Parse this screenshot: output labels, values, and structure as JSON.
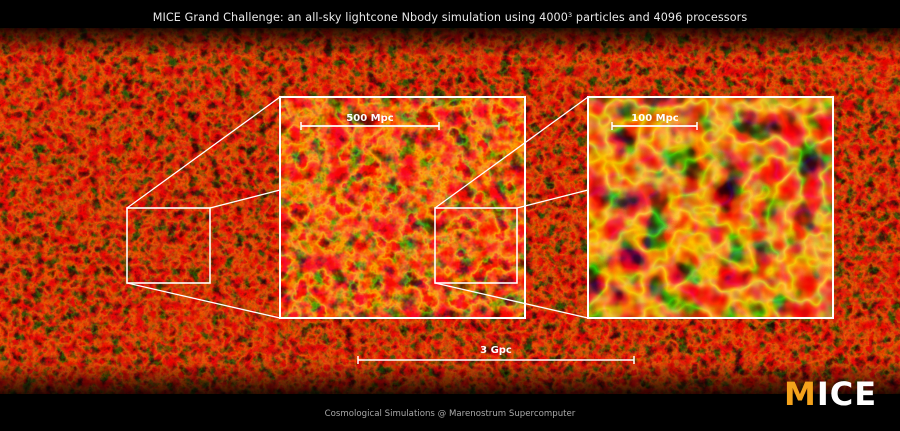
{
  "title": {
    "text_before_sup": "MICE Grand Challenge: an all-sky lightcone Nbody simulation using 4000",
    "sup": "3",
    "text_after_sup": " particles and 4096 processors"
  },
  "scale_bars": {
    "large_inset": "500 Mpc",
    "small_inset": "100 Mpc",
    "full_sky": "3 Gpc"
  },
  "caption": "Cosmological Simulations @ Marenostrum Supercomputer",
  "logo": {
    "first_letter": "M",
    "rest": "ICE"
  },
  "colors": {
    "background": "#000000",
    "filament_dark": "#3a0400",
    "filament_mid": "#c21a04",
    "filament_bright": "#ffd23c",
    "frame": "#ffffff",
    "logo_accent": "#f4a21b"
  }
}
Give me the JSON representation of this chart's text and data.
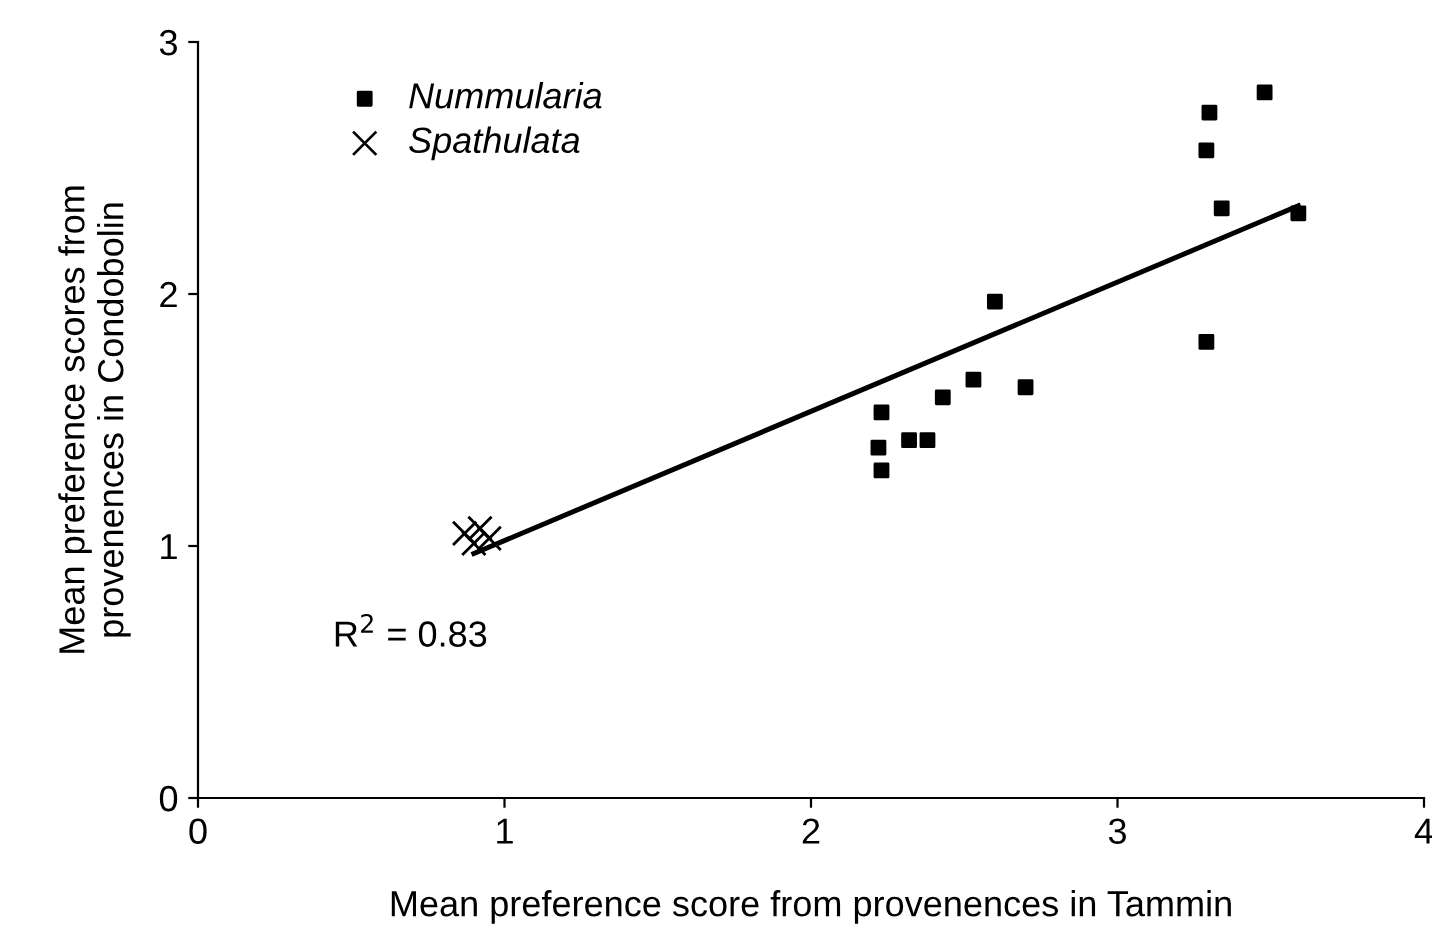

=====

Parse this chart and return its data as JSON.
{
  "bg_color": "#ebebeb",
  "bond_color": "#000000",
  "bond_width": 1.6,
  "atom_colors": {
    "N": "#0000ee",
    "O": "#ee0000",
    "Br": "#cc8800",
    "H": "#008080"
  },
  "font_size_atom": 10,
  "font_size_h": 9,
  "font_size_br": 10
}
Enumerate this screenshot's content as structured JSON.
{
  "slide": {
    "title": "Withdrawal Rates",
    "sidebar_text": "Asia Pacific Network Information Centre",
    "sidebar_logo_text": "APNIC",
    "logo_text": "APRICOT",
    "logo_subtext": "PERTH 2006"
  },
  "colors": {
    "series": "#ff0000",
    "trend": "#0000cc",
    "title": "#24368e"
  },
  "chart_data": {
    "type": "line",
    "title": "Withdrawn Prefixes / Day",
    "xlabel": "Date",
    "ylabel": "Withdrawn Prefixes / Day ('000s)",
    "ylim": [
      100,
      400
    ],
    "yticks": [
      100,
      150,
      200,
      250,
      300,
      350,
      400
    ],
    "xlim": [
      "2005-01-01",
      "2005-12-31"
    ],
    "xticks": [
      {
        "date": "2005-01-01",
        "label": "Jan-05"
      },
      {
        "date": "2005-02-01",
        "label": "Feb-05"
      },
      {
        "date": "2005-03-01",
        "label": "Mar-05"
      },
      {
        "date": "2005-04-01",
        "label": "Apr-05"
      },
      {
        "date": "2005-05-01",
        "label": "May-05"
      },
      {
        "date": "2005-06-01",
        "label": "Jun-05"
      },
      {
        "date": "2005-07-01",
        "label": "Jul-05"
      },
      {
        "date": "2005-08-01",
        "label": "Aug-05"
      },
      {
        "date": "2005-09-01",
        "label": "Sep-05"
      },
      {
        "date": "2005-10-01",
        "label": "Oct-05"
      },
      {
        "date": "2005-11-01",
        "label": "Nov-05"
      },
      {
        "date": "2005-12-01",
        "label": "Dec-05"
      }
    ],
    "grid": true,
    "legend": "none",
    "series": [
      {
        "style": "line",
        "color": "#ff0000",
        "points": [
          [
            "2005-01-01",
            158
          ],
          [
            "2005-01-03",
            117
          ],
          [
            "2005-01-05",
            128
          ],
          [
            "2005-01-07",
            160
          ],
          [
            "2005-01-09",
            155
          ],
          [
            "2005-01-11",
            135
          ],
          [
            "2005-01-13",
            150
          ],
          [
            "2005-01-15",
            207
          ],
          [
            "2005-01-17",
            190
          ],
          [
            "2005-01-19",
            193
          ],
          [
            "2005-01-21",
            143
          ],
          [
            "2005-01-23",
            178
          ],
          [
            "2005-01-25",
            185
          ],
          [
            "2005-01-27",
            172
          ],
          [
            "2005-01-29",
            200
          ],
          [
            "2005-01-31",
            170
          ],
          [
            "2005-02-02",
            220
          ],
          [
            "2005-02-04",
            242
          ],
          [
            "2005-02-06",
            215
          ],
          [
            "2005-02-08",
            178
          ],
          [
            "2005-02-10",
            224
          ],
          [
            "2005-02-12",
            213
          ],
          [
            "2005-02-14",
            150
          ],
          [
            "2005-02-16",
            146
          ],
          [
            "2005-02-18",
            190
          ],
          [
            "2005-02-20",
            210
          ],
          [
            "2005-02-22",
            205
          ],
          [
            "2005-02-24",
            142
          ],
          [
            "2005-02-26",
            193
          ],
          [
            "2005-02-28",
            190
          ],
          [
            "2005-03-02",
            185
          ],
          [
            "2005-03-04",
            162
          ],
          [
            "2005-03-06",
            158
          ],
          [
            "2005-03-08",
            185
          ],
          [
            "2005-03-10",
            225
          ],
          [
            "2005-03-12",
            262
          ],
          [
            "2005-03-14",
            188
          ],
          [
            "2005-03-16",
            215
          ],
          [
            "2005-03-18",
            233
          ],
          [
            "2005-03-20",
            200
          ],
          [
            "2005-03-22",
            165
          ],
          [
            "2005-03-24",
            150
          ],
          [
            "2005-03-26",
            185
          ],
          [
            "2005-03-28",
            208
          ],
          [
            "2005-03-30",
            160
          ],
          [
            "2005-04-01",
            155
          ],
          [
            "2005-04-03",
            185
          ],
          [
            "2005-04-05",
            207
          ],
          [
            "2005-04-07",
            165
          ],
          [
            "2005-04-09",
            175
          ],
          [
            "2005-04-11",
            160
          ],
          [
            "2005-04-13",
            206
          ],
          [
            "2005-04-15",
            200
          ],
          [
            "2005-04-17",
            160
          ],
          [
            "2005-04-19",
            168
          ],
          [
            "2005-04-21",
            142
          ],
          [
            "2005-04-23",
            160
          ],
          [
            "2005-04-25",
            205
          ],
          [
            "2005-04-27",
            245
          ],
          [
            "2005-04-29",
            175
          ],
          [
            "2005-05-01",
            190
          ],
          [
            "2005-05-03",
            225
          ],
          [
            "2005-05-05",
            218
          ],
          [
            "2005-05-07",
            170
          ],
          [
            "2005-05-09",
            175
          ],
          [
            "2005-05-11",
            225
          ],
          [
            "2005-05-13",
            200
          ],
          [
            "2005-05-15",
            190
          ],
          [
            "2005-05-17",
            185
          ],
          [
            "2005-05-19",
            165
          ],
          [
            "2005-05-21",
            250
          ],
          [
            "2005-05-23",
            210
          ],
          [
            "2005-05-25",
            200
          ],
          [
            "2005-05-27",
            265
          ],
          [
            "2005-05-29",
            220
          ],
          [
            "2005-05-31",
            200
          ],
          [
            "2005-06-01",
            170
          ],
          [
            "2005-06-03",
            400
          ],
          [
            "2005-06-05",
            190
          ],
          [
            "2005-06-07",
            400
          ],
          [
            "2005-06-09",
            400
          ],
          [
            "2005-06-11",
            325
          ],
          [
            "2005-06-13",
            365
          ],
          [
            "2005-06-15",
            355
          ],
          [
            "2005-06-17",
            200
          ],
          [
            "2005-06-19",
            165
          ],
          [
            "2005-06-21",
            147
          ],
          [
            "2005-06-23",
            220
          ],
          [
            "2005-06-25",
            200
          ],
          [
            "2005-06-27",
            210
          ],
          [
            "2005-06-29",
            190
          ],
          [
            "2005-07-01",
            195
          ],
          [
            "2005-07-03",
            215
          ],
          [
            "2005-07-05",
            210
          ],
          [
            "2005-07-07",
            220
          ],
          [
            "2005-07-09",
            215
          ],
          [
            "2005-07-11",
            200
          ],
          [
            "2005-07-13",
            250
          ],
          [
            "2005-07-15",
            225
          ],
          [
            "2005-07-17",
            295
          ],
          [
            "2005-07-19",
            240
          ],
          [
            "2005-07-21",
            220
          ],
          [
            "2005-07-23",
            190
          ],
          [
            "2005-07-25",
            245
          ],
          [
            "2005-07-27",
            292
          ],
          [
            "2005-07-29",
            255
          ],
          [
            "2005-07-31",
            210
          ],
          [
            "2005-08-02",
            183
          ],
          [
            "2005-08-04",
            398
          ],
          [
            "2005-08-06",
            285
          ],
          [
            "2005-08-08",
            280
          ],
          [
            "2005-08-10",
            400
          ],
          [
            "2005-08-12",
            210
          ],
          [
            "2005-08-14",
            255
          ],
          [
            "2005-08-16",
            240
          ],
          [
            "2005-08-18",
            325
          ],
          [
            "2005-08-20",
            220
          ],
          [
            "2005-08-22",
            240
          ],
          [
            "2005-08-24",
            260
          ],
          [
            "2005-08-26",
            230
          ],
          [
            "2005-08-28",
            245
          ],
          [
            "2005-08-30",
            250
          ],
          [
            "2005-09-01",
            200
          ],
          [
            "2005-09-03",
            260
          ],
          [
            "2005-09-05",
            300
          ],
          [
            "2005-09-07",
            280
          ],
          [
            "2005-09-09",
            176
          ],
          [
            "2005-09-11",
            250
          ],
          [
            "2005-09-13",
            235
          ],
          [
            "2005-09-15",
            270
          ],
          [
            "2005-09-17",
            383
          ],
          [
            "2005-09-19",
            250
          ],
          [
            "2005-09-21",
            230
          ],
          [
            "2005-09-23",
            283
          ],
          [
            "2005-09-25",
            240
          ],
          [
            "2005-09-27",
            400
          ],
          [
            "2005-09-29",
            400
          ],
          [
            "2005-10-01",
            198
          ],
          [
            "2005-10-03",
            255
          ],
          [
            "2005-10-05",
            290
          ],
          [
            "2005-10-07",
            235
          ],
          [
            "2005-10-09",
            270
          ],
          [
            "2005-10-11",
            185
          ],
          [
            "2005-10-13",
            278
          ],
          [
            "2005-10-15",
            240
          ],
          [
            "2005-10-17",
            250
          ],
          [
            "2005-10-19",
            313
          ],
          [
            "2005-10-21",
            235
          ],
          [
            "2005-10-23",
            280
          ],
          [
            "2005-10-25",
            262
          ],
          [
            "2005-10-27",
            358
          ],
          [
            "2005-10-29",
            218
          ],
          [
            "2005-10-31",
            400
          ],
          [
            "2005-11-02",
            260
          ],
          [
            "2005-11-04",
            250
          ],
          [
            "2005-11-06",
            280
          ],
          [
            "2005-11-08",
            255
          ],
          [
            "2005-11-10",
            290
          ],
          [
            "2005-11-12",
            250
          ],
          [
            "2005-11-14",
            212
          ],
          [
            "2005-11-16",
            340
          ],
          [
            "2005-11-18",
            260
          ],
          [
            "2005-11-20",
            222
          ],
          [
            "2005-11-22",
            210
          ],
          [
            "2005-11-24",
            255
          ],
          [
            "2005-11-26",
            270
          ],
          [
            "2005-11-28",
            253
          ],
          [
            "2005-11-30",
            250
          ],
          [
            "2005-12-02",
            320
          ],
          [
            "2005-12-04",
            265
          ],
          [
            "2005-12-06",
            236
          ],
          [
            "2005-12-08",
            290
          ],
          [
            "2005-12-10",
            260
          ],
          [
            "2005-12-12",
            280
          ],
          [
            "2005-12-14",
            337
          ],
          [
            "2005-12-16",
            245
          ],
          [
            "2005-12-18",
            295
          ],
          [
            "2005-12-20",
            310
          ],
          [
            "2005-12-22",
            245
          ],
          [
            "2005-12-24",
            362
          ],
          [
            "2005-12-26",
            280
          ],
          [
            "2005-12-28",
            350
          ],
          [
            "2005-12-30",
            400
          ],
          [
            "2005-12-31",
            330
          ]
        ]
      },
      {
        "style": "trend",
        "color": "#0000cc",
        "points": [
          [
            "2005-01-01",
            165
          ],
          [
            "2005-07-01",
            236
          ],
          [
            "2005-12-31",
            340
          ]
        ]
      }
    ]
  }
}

=====

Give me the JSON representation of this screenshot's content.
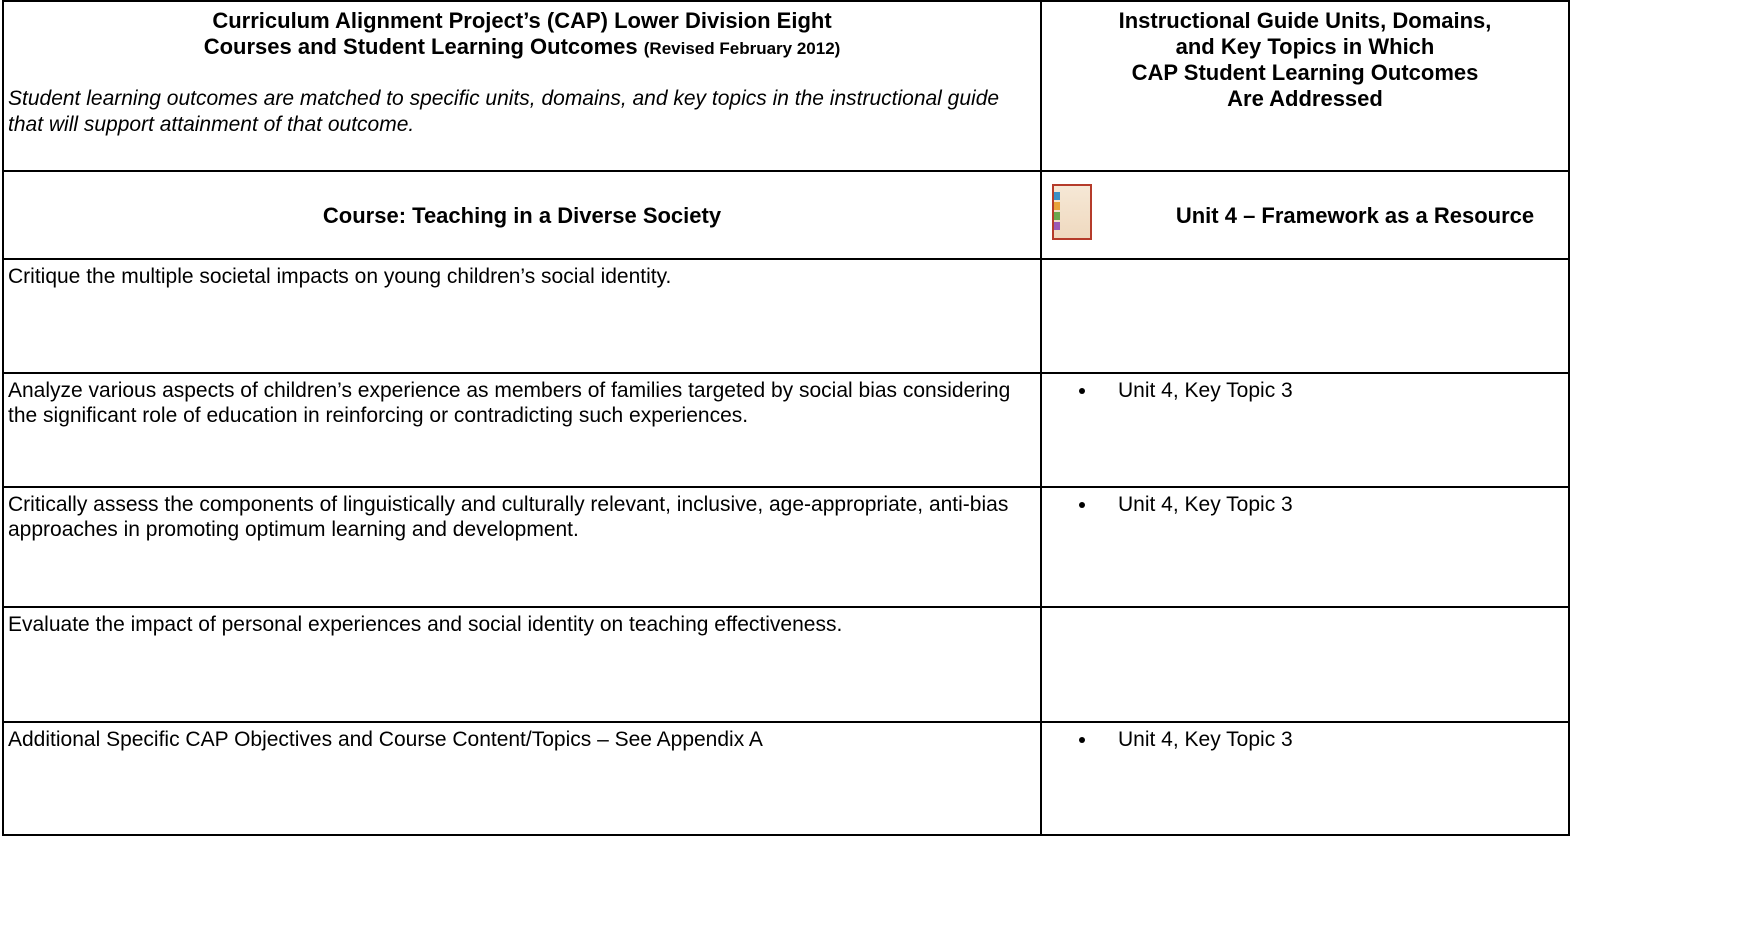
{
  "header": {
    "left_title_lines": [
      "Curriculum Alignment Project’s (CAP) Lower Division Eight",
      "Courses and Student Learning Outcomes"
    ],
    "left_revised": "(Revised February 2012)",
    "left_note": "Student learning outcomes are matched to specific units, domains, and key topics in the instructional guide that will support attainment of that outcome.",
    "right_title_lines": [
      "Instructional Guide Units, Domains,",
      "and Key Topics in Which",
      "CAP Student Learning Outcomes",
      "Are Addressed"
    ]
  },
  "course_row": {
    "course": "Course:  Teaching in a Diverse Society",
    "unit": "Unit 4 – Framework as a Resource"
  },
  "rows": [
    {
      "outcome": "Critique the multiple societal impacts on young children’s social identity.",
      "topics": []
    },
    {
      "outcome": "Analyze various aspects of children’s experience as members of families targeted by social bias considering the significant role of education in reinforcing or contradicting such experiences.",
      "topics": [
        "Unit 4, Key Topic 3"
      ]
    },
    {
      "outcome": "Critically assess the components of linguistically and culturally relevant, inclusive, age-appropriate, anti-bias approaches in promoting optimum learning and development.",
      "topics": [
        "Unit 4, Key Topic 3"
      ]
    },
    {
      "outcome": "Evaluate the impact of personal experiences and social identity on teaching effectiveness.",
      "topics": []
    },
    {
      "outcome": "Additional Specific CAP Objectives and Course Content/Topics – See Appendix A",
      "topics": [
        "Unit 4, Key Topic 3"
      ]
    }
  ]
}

=====

(TASK) Keep to the lines between the line with "Parse this screenshot: output" and the line with "Give me the JSON representation of this chart's", inclusive, and transcribe them without pictures.

(SOLUTION BELOW)
Parse this screenshot: output labels, values, and structure as JSON.
{
  "title": {
    "text_before_sup": "MICE Grand Challenge: an all-sky lightcone Nbody simulation using 4000",
    "sup": "3",
    "text_after_sup": " particles and 4096 processors"
  },
  "scale_bars": {
    "large_inset": "500 Mpc",
    "small_inset": "100 Mpc",
    "full_sky": "3 Gpc"
  },
  "caption": "Cosmological Simulations @ Marenostrum Supercomputer",
  "logo": {
    "first_letter": "M",
    "rest": "ICE"
  },
  "colors": {
    "background": "#000000",
    "filament_dark": "#3a0400",
    "filament_mid": "#c21a04",
    "filament_bright": "#ffd23c",
    "frame": "#ffffff",
    "logo_accent": "#f4a21b"
  }
}
Give me the JSON representation of this chart's text and data.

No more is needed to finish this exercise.